Saved entries:
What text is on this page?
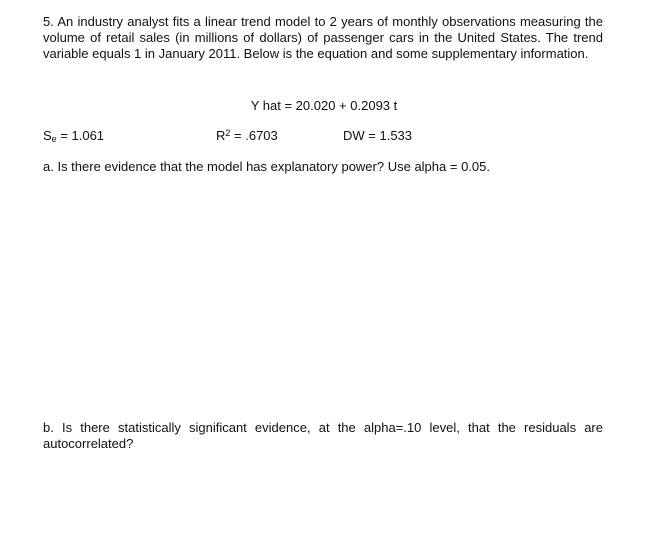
5. An industry analyst fits a linear trend model to 2 years of monthly observations measuring the volume of retail sales (in millions of dollars) of passenger cars in the United States. The trend variable equals 1 in January 2011. Below is the equation and some supplementary information.

Y hat = 20.020 + 0.2093 t

$S_e = 1.061$	$R^2 = .6703$	DW = 1.533

a. Is there evidence that the model has explanatory power? Use alpha = 0.05.

b. Is there statistically significant evidence, at the alpha=.10 level, that the residuals are autocorrelated?
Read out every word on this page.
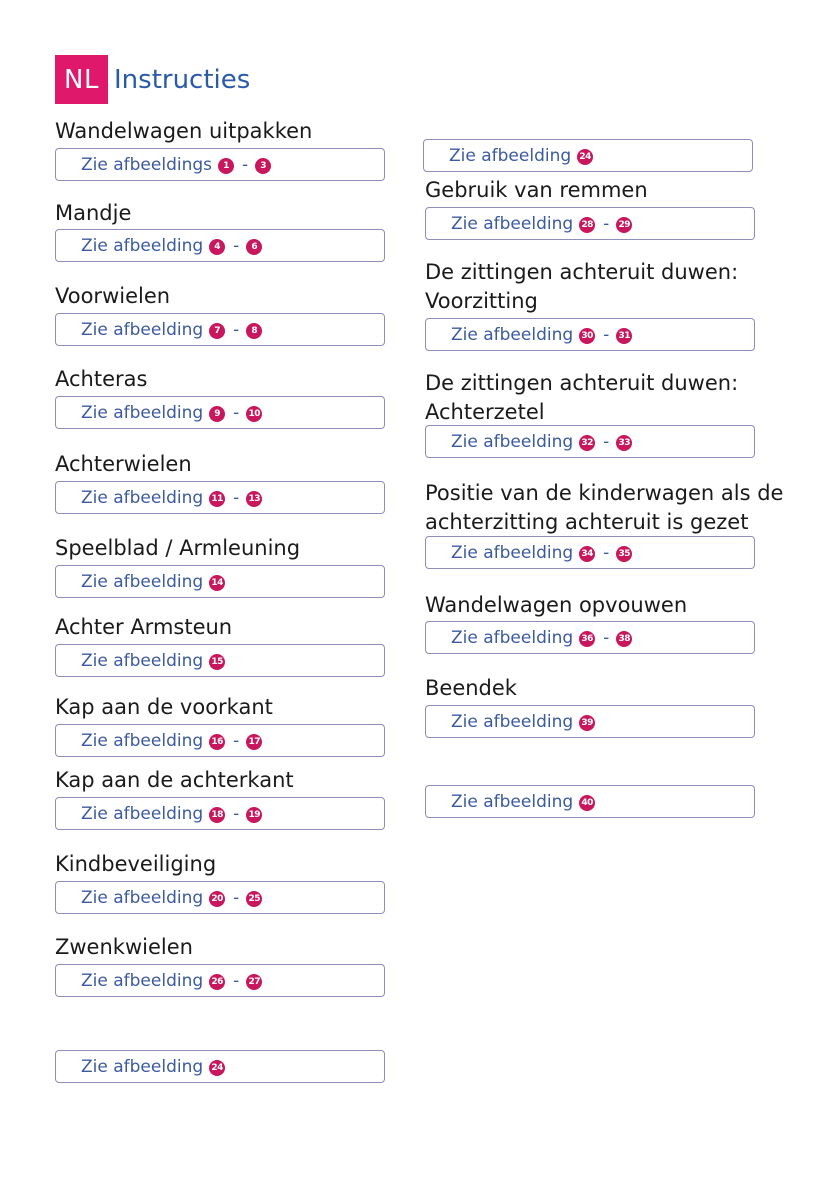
NL Instructies
Wandelwagen uitpakken
Zie afbeeldings	1 -	3
Mandje
Zie afbeelding	4 -	6
Voorwielen
Zie afbeelding	7 -	8
Achteras
Zie afbeelding	9 - 10
Achterwielen
Zie afbeelding 11 - 13
Speelblad / Armleuning
Zie afbeelding 14
Achter Armsteun
Zie afbeelding 15
Kap aan de voorkant
Zie afbeelding 16 - 17
Kap aan de achterkant
Zie afbeelding 18 - 19
Kindbeveiliging
Zie afbeelding 20 - 25
Zwenkwielen
Zie afbeelding 26 - 27
Zie afbeelding 24
Zie afbeelding 24
Gebruik van remmen
Zie afbeelding 28 - 29
De zittingen achteruit duwen:
Voorzitting
Zie afbeelding 30 - 31
De zittingen achteruit duwen:
Achterzetel
Zie afbeelding 32 - 33
Positie van de kinderwagen als de
achterzitting achteruit is gezet
Zie afbeelding 34 - 35
Wandelwagen opvouwen
Zie afbeelding 36 - 38
Beendek
Zie afbeelding 39
Zie afbeelding 40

▶ [SET EXERCISE] From the listing above, pick out every line containing "model".

▶ [TASK ANSWER]
5. An industry analyst fits a linear trend model to 2 years of monthly observations measuring the volume of retail sales (in millions of dollars) of passenger cars in the United States. The trend variable equals 1 in January 2011. Below is the equation and some supplementary information.
a. Is there evidence that the model has explanatory power? Use alpha = 0.05.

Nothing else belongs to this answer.